§ **What the task asks**: List each line of the data that holds the word "icon".

* * *

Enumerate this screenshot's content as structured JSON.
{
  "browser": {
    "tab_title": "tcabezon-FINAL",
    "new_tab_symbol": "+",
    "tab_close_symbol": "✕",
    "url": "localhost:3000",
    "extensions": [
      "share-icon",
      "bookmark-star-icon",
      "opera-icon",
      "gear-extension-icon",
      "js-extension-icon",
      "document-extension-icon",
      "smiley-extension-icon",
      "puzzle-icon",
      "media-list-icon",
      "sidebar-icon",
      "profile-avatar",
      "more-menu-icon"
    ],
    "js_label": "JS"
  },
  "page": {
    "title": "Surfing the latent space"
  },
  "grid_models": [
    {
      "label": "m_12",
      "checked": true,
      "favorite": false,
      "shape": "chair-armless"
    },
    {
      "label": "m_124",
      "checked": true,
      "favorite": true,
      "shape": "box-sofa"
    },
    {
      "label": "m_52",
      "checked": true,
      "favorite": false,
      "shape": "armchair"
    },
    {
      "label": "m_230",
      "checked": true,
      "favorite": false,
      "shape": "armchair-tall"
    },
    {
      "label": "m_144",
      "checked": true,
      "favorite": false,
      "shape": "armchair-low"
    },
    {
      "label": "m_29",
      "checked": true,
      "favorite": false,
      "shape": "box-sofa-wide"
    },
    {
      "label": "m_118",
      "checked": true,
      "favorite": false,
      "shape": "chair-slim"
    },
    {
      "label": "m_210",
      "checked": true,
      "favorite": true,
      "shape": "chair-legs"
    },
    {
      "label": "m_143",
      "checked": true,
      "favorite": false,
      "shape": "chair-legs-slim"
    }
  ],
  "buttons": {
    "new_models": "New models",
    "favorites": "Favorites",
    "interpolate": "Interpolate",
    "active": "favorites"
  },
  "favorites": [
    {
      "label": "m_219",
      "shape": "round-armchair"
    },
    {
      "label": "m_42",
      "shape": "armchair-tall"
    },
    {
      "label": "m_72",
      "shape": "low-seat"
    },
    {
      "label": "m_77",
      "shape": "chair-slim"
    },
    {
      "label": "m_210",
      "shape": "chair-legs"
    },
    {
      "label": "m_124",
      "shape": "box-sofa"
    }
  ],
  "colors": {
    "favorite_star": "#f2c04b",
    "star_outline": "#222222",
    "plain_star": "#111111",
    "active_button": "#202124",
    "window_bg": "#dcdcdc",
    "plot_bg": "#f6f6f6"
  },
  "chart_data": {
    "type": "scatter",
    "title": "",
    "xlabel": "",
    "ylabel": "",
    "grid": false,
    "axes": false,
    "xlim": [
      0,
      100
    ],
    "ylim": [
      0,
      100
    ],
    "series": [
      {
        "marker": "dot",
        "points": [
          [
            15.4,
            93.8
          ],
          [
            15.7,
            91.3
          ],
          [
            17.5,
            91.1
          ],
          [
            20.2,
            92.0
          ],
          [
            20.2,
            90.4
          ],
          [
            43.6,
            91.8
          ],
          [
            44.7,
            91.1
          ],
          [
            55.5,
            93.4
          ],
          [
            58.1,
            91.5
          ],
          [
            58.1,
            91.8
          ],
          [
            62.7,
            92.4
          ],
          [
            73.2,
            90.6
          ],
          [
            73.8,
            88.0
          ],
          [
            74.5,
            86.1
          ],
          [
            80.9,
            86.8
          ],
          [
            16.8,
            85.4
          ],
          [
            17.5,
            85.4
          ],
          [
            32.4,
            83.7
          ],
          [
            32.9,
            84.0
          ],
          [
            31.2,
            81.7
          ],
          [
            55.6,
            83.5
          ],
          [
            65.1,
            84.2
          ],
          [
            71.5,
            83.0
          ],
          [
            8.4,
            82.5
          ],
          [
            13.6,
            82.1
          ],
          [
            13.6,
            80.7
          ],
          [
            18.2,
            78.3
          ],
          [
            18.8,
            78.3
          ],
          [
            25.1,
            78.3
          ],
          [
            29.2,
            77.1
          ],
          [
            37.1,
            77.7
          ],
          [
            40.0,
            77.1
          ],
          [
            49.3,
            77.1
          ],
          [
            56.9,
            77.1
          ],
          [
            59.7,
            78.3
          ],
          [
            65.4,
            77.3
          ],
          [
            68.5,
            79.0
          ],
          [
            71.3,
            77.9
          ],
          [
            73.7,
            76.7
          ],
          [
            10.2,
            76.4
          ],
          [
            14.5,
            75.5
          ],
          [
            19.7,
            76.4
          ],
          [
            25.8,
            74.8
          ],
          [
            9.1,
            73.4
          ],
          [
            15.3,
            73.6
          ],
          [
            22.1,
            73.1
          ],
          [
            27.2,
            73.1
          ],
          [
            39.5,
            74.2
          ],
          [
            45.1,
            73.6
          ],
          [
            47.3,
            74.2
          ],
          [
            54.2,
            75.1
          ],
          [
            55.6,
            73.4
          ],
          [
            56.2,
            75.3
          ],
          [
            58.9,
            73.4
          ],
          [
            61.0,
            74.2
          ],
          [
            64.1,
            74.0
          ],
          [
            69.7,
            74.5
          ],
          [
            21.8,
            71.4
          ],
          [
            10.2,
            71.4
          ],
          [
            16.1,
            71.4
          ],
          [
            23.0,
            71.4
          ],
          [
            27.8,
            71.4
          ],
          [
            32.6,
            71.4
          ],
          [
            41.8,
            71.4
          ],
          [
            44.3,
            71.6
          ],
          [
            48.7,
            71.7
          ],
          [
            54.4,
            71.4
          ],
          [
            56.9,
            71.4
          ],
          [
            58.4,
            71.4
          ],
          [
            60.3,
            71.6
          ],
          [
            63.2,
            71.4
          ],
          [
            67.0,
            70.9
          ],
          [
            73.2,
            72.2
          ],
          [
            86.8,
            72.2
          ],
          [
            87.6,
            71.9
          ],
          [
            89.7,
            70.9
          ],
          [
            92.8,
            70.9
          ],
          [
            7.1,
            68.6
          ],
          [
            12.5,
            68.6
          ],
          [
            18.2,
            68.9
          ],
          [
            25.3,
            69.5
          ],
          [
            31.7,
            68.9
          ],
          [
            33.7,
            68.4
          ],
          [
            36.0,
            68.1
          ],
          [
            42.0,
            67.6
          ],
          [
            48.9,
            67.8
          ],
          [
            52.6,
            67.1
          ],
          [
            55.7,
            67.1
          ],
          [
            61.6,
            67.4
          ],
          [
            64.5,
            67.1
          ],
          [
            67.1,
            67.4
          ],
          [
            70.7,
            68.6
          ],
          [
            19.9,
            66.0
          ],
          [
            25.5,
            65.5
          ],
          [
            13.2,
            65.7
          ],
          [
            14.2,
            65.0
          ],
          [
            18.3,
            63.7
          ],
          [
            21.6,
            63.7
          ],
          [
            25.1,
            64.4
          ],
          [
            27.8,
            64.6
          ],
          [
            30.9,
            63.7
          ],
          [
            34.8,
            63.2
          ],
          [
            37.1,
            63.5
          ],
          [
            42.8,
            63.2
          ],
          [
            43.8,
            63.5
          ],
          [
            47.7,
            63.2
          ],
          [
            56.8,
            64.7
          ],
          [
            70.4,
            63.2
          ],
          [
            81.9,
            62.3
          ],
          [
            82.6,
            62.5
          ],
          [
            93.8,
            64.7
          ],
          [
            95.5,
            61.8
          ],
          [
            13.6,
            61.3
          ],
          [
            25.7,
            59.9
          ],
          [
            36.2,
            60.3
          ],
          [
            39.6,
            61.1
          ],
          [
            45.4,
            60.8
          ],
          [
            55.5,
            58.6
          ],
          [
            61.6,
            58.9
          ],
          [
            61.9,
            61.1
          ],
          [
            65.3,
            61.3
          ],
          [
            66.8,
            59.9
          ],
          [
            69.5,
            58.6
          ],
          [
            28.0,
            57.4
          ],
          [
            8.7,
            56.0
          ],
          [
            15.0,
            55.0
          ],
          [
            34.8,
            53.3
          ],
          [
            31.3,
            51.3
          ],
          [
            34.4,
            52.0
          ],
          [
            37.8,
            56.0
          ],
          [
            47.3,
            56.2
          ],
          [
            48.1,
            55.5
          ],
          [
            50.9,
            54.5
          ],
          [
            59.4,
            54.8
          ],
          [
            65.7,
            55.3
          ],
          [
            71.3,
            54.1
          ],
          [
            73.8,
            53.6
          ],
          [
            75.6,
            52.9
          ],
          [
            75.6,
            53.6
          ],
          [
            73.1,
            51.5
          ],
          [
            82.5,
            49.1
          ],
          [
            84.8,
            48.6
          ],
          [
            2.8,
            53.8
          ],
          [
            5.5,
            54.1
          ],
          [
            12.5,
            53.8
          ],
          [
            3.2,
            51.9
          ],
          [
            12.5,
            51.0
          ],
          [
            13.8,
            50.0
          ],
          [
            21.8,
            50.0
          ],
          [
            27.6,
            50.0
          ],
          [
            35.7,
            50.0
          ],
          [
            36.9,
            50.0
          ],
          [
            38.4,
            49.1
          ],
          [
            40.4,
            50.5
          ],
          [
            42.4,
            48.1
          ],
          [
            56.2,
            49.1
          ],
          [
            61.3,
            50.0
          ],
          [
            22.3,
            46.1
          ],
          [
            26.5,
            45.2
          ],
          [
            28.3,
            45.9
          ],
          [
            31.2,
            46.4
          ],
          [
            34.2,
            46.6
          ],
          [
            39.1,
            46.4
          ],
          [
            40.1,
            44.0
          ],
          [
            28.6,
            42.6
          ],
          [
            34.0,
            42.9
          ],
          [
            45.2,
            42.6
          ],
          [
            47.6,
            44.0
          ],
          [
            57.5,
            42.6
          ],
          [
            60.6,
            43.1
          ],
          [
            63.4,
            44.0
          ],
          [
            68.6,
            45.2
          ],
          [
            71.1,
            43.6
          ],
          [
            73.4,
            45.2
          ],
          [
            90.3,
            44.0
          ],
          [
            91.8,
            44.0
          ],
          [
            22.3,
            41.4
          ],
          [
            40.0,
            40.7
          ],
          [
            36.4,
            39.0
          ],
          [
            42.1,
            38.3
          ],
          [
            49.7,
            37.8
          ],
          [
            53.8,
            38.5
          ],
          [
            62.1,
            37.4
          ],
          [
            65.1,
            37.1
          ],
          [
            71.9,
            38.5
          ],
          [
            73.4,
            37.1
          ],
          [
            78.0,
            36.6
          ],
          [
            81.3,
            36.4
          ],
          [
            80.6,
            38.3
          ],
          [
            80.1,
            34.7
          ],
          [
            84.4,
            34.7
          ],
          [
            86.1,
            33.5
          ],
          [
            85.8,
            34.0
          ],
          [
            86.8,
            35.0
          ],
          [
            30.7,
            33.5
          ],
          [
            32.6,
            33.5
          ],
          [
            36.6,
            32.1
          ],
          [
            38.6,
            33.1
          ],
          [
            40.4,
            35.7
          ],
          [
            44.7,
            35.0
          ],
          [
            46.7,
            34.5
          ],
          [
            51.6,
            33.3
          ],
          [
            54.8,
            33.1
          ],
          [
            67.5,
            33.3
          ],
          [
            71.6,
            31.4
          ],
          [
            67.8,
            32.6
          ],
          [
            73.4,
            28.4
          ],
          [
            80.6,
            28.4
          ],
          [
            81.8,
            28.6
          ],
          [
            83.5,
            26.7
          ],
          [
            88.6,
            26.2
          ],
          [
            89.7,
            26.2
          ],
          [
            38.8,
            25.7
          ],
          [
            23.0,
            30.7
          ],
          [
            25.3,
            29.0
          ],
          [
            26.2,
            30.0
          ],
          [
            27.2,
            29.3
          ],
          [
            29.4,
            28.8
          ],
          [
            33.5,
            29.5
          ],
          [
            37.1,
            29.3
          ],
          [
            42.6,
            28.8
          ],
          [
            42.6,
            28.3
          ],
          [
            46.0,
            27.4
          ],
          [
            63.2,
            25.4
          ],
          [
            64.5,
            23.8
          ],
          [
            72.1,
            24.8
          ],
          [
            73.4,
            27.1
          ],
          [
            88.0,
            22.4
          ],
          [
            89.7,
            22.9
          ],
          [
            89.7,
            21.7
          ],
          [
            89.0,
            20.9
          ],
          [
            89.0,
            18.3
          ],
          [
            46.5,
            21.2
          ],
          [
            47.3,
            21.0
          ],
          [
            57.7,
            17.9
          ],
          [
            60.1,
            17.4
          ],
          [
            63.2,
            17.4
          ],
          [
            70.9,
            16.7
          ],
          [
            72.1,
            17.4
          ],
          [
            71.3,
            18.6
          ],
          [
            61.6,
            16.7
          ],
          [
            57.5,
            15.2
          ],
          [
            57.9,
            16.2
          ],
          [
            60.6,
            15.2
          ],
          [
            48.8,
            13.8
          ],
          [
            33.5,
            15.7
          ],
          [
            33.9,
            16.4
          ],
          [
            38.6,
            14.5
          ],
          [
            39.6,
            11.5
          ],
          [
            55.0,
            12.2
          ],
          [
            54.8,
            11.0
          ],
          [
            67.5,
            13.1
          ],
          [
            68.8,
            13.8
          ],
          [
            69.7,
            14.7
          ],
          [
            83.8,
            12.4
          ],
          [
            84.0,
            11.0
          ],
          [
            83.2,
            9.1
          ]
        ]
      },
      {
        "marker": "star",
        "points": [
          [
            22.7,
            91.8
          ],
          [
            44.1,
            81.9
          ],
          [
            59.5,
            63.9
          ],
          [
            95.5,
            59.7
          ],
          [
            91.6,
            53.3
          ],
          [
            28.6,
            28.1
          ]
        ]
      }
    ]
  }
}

* * *

§ **Exercise response**:
      "share-icon",
      "bookmark-star-icon",
      "opera-icon",
      "gear-extension-icon",
      "js-extension-icon",
      "document-extension-icon",
      "smiley-extension-icon",
      "puzzle-icon",
      "media-list-icon",
      "sidebar-icon",
      "more-menu-icon"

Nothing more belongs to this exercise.